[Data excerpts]
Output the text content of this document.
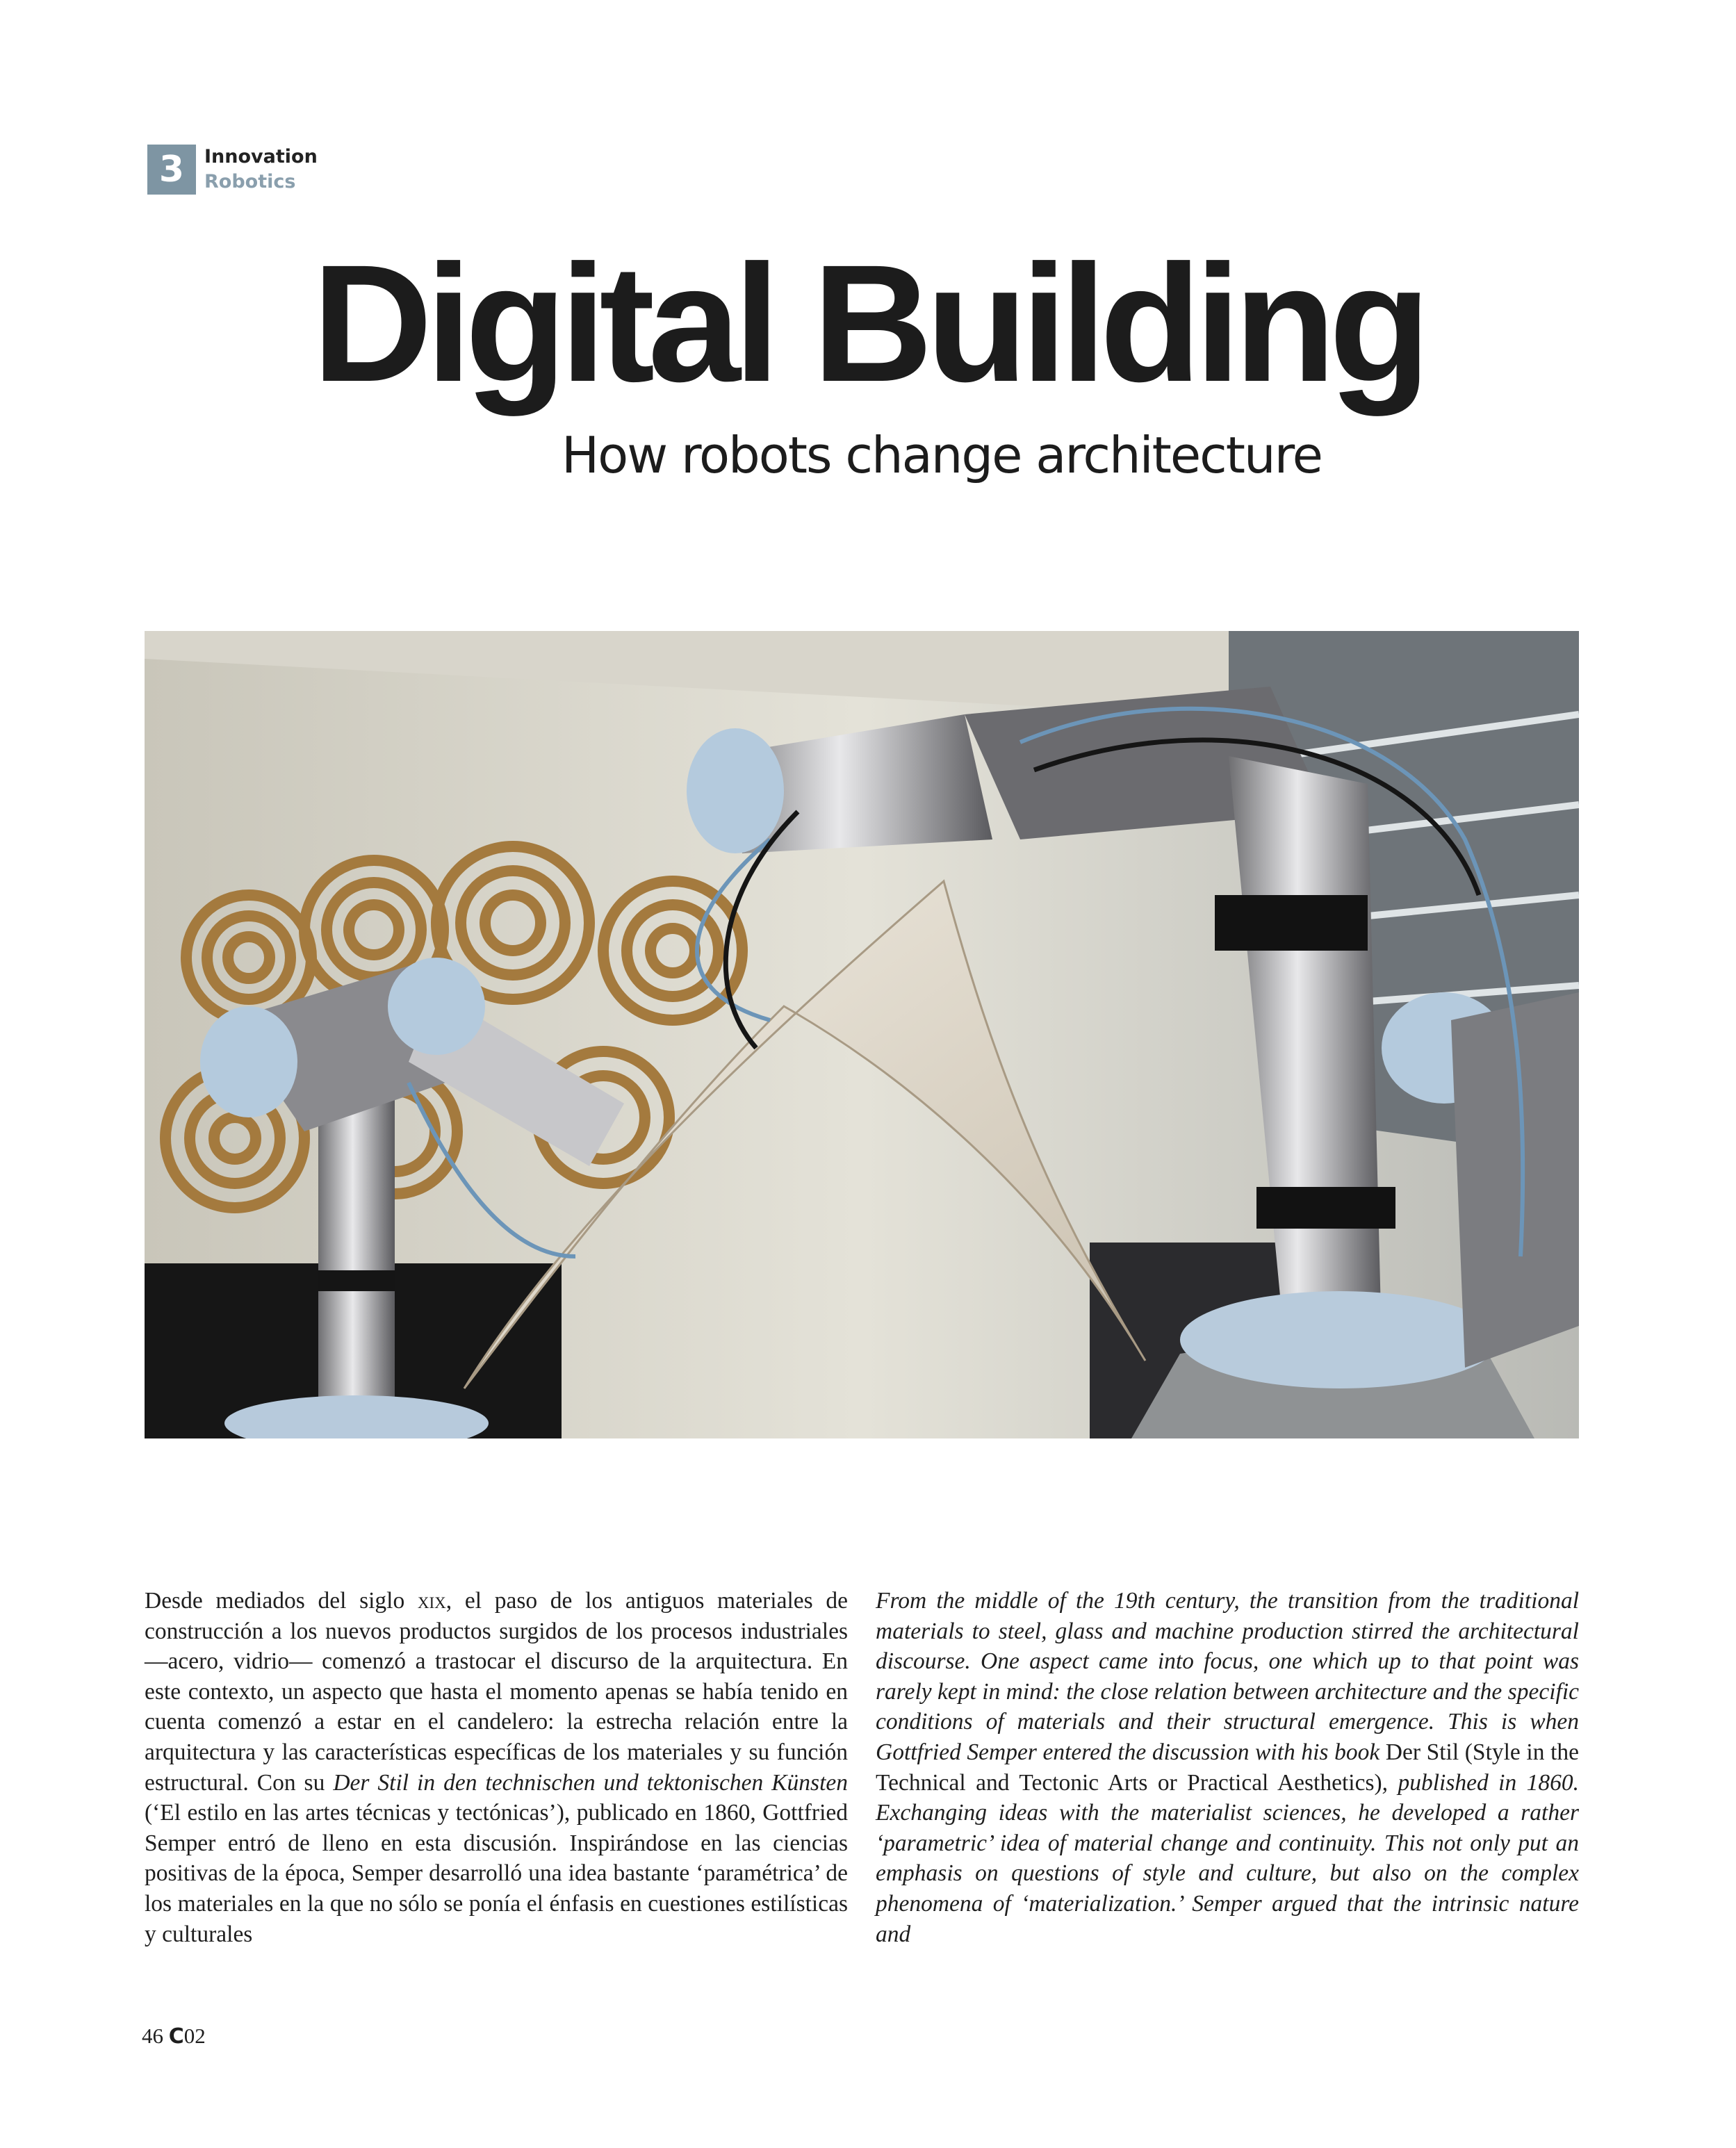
3	Innovation
Robotics
Digital Building
How robots change architecture

Desde mediados del siglo xix, el paso de los antiguos materiales de construcción a los nuevos productos surgidos de los procesos industriales —acero, vidrio— comenzó a trastocar el discurso de la arquitectura. En este contexto, un aspecto que hasta el momento apenas se había tenido en cuenta comenzó a estar en el candelero: la estrecha relación entre la arquitectura y las características específicas de los materiales y su función estructural. Con su Der Stil in den technischen und tektonischen Künsten (‘El estilo en las artes técnicas y tectónicas’), publicado en 1860, Gottfried Semper entró de lleno en esta discusión. Inspirándose en las ciencias positivas de la época, Semper desarrolló una idea bastante ‘paramétrica’ de los materiales en la que no sólo se ponía el énfasis en cuestiones estilísticas y culturales

From the middle of the 19th century, the transition from the traditional materials to steel, glass and machine production stirred the architectural discourse. One aspect came into focus, one which up to that point was rarely kept in mind: the close relation between architecture and the specific conditions of materials and their structural emergence. This is when Gottfried Semper entered the discussion with his book Der Stil (Style in the Technical and Tectonic Arts or Practical Aesthetics), published in 1860. Exchanging ideas with the materialist sciences, he developed a rather ‘parametric’ idea of material change and continuity. This not only put an emphasis on questions of style and culture, but also on the complex phenomena of ‘materialization.’ Semper argued that the intrinsic nature and

46 C02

Written instruction → Write out every line above exactly as it is, leaving out the pictures.

Task answer →
Output the text content of this document.
3	Innovation
Robotics
Digital Building
How robots change architecture

Desde mediados del siglo xix, el paso de los antiguos materiales de construcción a los nuevos productos surgidos de los procesos industriales —acero, vidrio— comenzó a trastocar el discurso de la arquitectura. En este contexto, un aspecto que hasta el momento apenas se había tenido en cuenta comenzó a estar en el candelero: la estrecha relación entre la arquitectura y las características específicas de los materiales y su función estructural. Con su Der Stil in den technischen und tektonischen Künsten (‘El estilo en las artes técnicas y tectónicas’), publicado en 1860, Gottfried Semper entró de lleno en esta discusión. Inspirándose en las ciencias positivas de la época, Semper desarrolló una idea bastante ‘paramétrica’ de los materiales en la que no sólo se ponía el énfasis en cuestiones estilísticas y culturales

From the middle of the 19th century, the transition from the traditional materials to steel, glass and machine production stirred the architectural discourse. One aspect came into focus, one which up to that point was rarely kept in mind: the close relation between architecture and the specific conditions of materials and their structural emergence. This is when Gottfried Semper entered the discussion with his book Der Stil (Style in the Technical and Tectonic Arts or Practical Aesthetics), published in 1860. Exchanging ideas with the materialist sciences, he developed a rather ‘parametric’ idea of material change and continuity. This not only put an emphasis on questions of style and culture, but also on the complex phenomena of ‘materialization.’ Semper argued that the intrinsic nature and

46 C02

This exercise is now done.